-------- Records supplied --------

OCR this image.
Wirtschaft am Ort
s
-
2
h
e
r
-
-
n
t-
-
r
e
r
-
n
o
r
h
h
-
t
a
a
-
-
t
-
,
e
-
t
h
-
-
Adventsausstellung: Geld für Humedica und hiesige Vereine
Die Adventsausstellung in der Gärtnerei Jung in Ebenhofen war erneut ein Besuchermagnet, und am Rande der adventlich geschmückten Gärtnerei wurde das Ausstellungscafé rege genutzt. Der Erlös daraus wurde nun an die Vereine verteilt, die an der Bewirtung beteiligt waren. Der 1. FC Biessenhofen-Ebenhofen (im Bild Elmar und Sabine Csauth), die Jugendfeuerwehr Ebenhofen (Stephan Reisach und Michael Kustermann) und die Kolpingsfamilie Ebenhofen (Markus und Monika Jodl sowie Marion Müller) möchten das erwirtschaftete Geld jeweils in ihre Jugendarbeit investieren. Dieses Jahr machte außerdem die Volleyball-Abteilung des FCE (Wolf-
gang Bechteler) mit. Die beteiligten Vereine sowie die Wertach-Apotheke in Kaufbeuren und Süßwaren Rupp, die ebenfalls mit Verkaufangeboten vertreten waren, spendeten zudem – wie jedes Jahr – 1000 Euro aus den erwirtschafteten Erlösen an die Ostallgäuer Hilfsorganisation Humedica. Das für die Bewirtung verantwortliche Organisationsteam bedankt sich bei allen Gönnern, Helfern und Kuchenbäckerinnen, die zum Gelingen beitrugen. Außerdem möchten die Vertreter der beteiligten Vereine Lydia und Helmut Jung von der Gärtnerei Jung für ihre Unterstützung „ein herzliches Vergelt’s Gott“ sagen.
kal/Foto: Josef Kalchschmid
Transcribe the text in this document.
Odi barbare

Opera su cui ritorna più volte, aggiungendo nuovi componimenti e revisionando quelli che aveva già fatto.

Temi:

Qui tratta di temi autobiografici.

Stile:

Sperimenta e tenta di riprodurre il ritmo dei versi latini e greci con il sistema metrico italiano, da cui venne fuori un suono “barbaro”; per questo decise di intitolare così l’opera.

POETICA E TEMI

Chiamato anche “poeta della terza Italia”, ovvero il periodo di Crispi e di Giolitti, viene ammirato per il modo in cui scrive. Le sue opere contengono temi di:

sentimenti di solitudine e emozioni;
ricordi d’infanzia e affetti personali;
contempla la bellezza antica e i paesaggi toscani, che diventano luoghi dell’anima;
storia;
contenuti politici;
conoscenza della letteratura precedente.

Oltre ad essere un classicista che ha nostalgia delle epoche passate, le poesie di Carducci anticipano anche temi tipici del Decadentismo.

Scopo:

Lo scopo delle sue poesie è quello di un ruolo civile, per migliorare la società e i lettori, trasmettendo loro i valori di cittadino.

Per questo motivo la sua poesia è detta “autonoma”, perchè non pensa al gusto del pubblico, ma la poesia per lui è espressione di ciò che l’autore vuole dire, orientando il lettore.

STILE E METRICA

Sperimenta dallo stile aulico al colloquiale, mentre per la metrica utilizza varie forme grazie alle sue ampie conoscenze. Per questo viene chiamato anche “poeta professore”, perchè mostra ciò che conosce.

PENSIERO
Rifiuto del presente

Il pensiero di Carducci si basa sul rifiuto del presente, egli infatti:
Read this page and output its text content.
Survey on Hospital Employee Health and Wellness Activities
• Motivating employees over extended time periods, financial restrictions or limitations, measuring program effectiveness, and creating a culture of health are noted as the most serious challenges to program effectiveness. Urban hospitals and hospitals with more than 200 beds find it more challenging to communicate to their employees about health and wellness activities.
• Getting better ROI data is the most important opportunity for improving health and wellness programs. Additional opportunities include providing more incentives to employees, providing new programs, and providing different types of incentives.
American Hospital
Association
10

--------

(Written exercise)
Copy the data above in full, character for character.

(The answer)
OCR this image.
Wirtschaft am Ort
s
-
2
h
e
r
-
-
n
t-
-
r
e
r
-
n
o
r
h
h
-
t
a
a
-
-
t
-
,
e
-
t
h
-
-
Adventsausstellung: Geld für Humedica und hiesige Vereine
Die Adventsausstellung in der Gärtnerei Jung in Ebenhofen war erneut ein Besuchermagnet, und am Rande der adventlich geschmückten Gärtnerei wurde das Ausstellungscafé rege genutzt. Der Erlös daraus wurde nun an die Vereine verteilt, die an der Bewirtung beteiligt waren. Der 1. FC Biessenhofen-Ebenhofen (im Bild Elmar und Sabine Csauth), die Jugendfeuerwehr Ebenhofen (Stephan Reisach und Michael Kustermann) und die Kolpingsfamilie Ebenhofen (Markus und Monika Jodl sowie Marion Müller) möchten das erwirtschaftete Geld jeweils in ihre Jugendarbeit investieren. Dieses Jahr machte außerdem die Volleyball-Abteilung des FCE (Wolf-
gang Bechteler) mit. Die beteiligten Vereine sowie die Wertach-Apotheke in Kaufbeuren und Süßwaren Rupp, die ebenfalls mit Verkaufangeboten vertreten waren, spendeten zudem – wie jedes Jahr – 1000 Euro aus den erwirtschafteten Erlösen an die Ostallgäuer Hilfsorganisation Humedica. Das für die Bewirtung verantwortliche Organisationsteam bedankt sich bei allen Gönnern, Helfern und Kuchenbäckerinnen, die zum Gelingen beitrugen. Außerdem möchten die Vertreter der beteiligten Vereine Lydia und Helmut Jung von der Gärtnerei Jung für ihre Unterstützung „ein herzliches Vergelt’s Gott“ sagen.
kal/Foto: Josef Kalchschmid
Transcribe the text in this document.
Odi barbare

Opera su cui ritorna più volte, aggiungendo nuovi componimenti e revisionando quelli che aveva già fatto.

Temi:

Qui tratta di temi autobiografici.

Stile:

Sperimenta e tenta di riprodurre il ritmo dei versi latini e greci con il sistema metrico italiano, da cui venne fuori un suono “barbaro”; per questo decise di intitolare così l’opera.

POETICA E TEMI

Chiamato anche “poeta della terza Italia”, ovvero il periodo di Crispi e di Giolitti, viene ammirato per il modo in cui scrive. Le sue opere contengono temi di:

sentimenti di solitudine e emozioni;
ricordi d’infanzia e affetti personali;
contempla la bellezza antica e i paesaggi toscani, che diventano luoghi dell’anima;
storia;
contenuti politici;
conoscenza della letteratura precedente.

Oltre ad essere un classicista che ha nostalgia delle epoche passate, le poesie di Carducci anticipano anche temi tipici del Decadentismo.

Scopo:

Lo scopo delle sue poesie è quello di un ruolo civile, per migliorare la società e i lettori, trasmettendo loro i valori di cittadino.

Per questo motivo la sua poesia è detta “autonoma”, perchè non pensa al gusto del pubblico, ma la poesia per lui è espressione di ciò che l’autore vuole dire, orientando il lettore.

STILE E METRICA

Sperimenta dallo stile aulico al colloquiale, mentre per la metrica utilizza varie forme grazie alle sue ampie conoscenze. Per questo viene chiamato anche “poeta professore”, perchè mostra ciò che conosce.

PENSIERO
Rifiuto del presente

Il pensiero di Carducci si basa sul rifiuto del presente, egli infatti:
Read this page and output its text content.
Survey on Hospital Employee Health and Wellness Activities
• Motivating employees over extended time periods, financial restrictions or limitations, measuring program effectiveness, and creating a culture of health are noted as the most serious challenges to program effectiveness. Urban hospitals and hospitals with more than 200 beds find it more challenging to communicate to their employees about health and wellness activities.
• Getting better ROI data is the most important opportunity for improving health and wellness programs. Additional opportunities include providing more incentives to employees, providing new programs, and providing different types of incentives.
American Hospital
Association
10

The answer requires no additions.